▶ _Task prompt_
Search the data for the string "Formula" and extract every line where it appears.

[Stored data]

○ ○ ○ ○ ○ ○ ○

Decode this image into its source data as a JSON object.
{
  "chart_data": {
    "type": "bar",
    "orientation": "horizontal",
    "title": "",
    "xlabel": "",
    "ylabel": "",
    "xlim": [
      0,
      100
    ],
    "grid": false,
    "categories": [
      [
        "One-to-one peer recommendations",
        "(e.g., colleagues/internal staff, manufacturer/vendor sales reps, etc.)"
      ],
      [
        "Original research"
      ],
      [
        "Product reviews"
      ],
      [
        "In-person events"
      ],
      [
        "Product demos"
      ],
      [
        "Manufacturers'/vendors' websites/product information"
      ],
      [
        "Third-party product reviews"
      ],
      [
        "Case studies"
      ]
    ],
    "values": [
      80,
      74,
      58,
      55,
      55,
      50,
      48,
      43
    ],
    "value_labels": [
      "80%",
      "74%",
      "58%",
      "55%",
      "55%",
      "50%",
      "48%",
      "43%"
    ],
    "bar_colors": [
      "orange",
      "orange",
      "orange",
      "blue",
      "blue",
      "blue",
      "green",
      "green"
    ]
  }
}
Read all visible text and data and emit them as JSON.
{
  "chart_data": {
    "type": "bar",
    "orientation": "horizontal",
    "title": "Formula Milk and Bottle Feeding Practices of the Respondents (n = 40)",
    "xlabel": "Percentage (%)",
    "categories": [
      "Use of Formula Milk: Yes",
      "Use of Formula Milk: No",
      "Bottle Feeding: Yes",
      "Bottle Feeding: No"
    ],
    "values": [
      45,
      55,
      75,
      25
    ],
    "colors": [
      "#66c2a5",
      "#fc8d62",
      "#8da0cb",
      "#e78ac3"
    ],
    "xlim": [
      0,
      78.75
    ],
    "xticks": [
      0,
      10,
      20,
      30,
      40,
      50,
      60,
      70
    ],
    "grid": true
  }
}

○ ○ ○ ○ ○ ○ ○

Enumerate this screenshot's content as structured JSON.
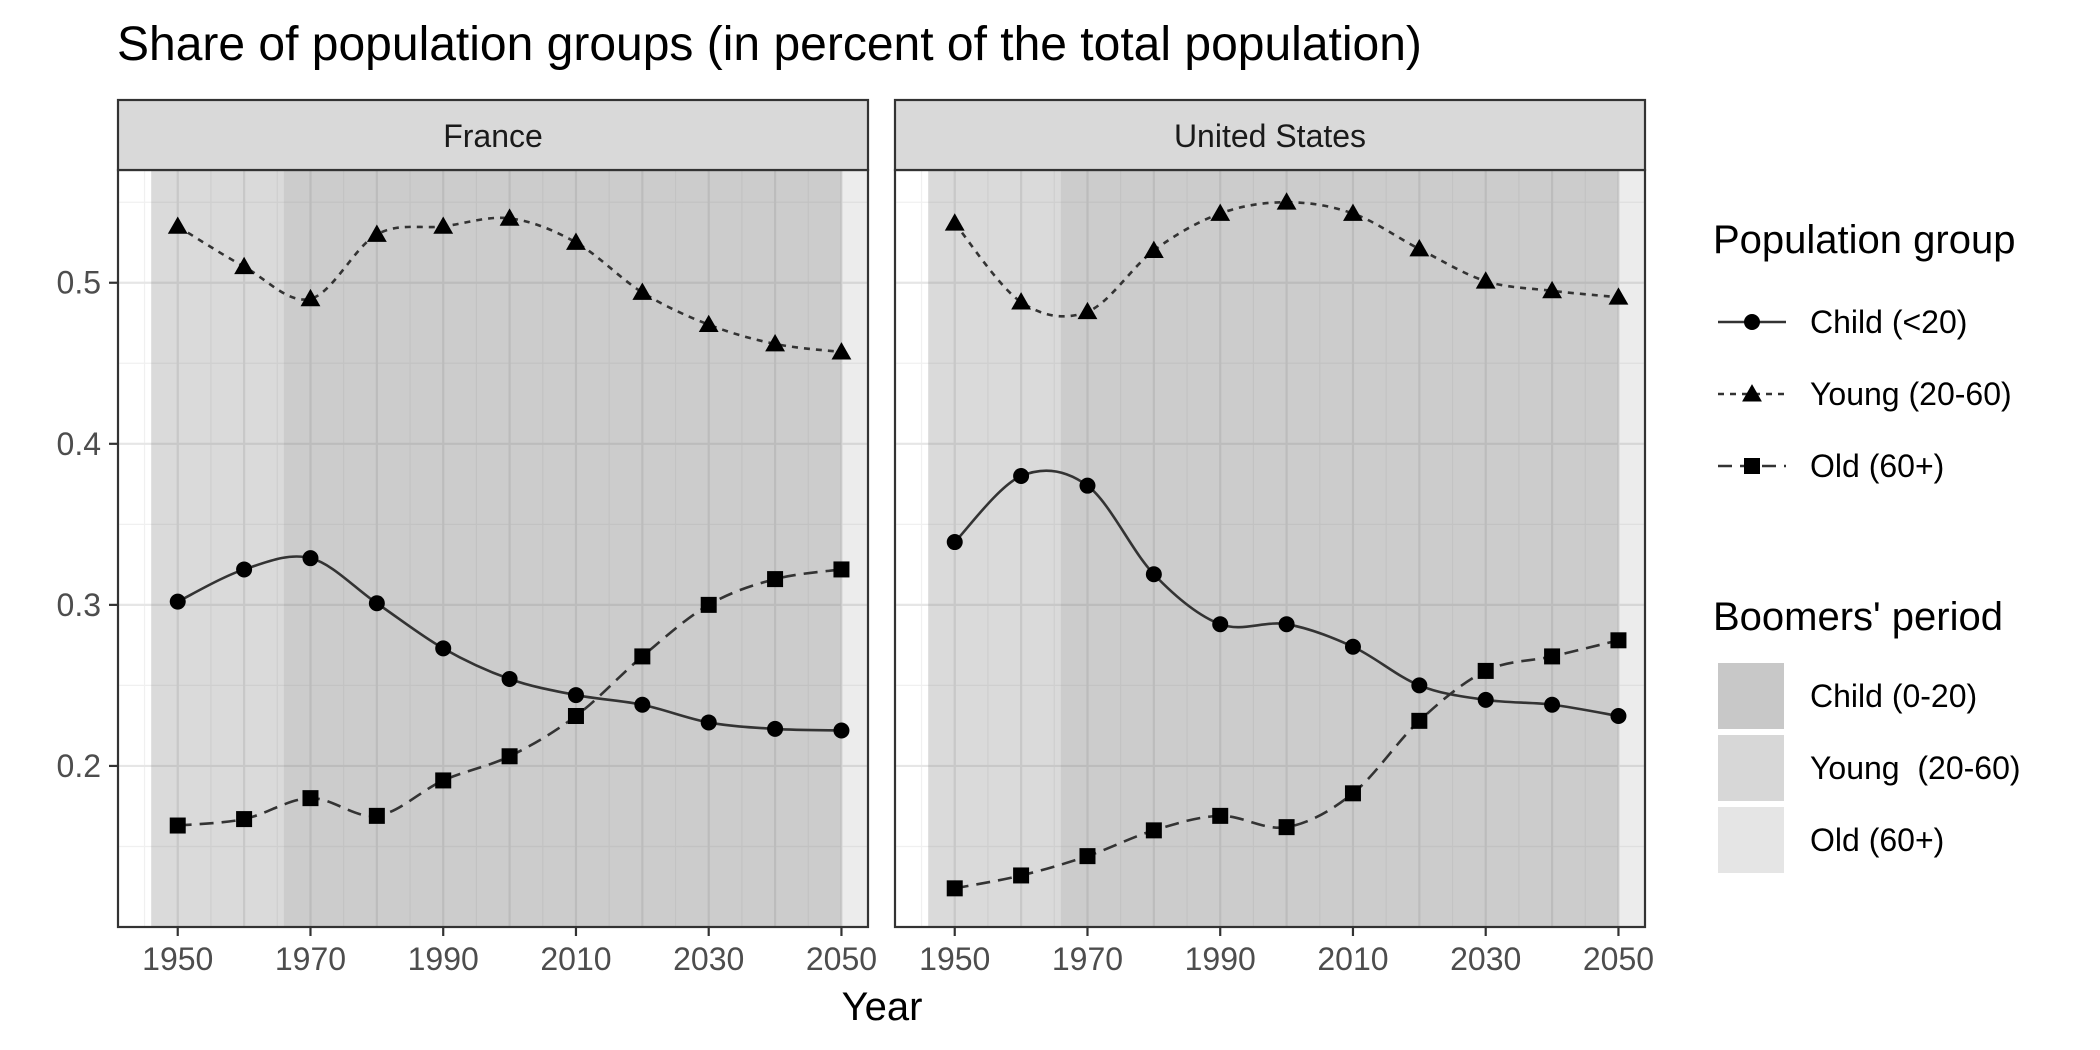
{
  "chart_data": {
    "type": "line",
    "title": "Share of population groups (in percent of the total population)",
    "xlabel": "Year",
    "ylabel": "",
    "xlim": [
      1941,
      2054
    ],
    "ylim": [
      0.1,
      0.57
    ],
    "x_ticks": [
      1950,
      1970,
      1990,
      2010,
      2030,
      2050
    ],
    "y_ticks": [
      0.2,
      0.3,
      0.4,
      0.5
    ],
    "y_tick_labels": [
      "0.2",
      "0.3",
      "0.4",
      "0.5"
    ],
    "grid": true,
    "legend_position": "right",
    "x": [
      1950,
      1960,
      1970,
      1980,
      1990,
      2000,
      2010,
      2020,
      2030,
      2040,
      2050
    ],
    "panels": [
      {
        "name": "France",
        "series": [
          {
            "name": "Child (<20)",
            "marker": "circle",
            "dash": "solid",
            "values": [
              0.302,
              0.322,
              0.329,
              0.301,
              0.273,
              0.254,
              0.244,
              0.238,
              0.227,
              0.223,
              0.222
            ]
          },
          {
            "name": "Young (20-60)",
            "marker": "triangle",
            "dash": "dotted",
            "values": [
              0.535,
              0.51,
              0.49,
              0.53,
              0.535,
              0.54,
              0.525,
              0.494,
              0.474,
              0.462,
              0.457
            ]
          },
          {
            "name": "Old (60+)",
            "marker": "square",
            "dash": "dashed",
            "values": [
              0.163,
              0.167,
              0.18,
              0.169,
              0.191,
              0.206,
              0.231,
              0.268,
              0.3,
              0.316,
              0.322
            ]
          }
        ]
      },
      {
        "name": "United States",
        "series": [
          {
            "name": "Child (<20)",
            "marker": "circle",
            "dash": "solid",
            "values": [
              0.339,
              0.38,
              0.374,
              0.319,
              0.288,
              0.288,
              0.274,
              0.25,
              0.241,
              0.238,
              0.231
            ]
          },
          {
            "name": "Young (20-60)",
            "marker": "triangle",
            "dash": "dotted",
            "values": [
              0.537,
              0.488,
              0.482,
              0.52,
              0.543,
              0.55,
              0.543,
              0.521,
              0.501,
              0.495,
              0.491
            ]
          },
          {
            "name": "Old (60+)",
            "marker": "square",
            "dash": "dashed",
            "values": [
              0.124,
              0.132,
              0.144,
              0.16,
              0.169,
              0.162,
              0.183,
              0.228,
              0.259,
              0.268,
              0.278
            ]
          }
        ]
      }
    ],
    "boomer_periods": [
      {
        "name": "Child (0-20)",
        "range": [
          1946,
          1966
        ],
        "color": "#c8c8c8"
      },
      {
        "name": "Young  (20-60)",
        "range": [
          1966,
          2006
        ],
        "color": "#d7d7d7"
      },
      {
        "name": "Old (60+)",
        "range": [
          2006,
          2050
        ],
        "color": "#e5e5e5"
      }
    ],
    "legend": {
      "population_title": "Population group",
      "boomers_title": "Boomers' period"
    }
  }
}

○ ○ ○ ○ ○ ○ ○

▶ _Task response_
    "title": "Formula Milk and Bottle Feeding Practices of the Respondents (n = 40)",
      "Use of Formula Milk: Yes",
      "Use of Formula Milk: No",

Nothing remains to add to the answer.